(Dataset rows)
--- START ---
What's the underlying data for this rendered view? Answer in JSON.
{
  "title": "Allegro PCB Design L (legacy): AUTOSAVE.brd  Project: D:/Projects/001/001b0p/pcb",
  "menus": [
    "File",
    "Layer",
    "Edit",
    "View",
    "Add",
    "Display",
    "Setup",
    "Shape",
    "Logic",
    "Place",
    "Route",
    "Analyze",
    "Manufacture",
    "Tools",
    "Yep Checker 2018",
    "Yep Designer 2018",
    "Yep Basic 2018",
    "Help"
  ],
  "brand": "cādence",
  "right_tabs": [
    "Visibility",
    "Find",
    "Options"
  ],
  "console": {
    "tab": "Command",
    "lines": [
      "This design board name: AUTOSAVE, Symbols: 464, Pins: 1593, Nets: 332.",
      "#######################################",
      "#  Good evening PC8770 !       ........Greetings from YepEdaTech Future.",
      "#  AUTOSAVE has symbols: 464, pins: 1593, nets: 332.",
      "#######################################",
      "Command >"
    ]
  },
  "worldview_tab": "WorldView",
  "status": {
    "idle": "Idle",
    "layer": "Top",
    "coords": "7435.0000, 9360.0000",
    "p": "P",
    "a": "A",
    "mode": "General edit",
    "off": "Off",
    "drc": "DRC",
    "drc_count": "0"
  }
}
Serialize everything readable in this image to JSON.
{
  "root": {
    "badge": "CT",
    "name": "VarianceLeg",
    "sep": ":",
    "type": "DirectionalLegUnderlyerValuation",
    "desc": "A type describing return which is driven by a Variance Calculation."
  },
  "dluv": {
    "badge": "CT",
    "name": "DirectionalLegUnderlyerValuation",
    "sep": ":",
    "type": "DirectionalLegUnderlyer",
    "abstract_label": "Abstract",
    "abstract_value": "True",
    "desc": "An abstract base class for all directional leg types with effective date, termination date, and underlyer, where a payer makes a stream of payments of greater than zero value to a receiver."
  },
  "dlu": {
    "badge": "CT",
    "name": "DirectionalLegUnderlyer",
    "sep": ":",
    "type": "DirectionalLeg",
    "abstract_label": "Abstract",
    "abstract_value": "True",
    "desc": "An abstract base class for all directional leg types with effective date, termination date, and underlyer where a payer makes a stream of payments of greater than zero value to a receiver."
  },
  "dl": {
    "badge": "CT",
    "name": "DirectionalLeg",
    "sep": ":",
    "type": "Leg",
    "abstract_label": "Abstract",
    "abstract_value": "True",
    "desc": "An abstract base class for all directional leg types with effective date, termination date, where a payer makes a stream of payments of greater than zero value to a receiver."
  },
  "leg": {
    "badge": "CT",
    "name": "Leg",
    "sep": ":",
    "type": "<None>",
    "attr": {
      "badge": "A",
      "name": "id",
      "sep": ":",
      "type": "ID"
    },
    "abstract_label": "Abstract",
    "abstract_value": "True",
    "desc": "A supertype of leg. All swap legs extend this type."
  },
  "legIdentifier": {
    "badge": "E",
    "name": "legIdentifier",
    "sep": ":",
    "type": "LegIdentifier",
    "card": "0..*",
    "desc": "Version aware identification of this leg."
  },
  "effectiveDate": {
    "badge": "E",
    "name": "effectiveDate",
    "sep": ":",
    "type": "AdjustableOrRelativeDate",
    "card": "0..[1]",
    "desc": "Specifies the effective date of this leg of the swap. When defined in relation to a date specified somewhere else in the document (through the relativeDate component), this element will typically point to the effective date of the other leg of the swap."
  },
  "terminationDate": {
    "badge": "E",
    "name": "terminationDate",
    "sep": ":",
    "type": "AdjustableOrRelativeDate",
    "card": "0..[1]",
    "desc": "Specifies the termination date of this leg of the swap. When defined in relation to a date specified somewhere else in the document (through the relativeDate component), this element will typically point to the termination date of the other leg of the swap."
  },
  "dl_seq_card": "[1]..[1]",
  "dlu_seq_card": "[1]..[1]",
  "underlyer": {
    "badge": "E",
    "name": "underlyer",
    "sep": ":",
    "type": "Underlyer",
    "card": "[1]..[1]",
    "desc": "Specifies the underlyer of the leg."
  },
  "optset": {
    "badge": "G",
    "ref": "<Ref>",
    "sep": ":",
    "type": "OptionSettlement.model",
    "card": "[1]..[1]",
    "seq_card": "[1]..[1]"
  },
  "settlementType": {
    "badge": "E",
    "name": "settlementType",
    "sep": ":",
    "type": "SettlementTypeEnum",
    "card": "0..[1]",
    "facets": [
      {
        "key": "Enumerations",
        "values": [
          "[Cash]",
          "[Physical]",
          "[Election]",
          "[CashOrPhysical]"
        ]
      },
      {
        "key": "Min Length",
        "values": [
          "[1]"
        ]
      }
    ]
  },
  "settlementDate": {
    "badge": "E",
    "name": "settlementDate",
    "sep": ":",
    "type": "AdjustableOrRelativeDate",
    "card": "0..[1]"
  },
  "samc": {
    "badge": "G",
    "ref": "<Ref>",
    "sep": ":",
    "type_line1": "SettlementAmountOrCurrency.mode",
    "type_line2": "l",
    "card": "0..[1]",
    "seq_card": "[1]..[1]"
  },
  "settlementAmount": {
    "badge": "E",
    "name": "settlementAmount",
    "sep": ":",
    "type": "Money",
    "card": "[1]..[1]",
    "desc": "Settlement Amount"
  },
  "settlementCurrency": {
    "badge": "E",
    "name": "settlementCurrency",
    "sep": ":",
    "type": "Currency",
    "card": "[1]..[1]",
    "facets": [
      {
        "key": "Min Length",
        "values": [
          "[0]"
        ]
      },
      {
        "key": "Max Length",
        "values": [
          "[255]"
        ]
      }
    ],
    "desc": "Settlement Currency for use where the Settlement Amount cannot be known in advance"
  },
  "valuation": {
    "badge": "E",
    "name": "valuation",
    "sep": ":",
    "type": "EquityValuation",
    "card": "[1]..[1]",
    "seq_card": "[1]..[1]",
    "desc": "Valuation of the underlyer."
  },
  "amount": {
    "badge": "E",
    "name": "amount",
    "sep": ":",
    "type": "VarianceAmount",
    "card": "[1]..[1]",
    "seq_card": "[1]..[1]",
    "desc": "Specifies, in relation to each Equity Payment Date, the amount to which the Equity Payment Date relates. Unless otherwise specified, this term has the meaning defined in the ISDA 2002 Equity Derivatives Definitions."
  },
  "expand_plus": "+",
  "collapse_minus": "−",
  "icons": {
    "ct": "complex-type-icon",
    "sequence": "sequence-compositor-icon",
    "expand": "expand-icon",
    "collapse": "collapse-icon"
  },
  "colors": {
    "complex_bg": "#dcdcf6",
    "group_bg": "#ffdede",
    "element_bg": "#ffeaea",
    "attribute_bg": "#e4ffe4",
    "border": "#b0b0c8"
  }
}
--- END ---
◆ **REQUEST**: Pull out all lines from the entries above in which the word "Specifies" appears.

◆ **EXERCISE RESULT**:
    "desc": "Specifies the effective date of this leg of the swap. When defined in relation to a date specified somewhere else in the document (through the relativeDate component), this element will typically point to the effective date of the other leg of the swap."
    "desc": "Specifies the termination date of this leg of the swap. When defined in relation to a date specified somewhere else in the document (through the relativeDate component), this element will typically point to the termination date of the other leg of the swap."
    "desc": "Specifies the underlyer of the leg."
    "desc": "Specifies, in relation to each Equity Payment Date, the amount to which the Equity Payment Date relates. Unless otherwise specified, this term has the meaning defined in the ISDA 2002 Equity Derivatives Definitions."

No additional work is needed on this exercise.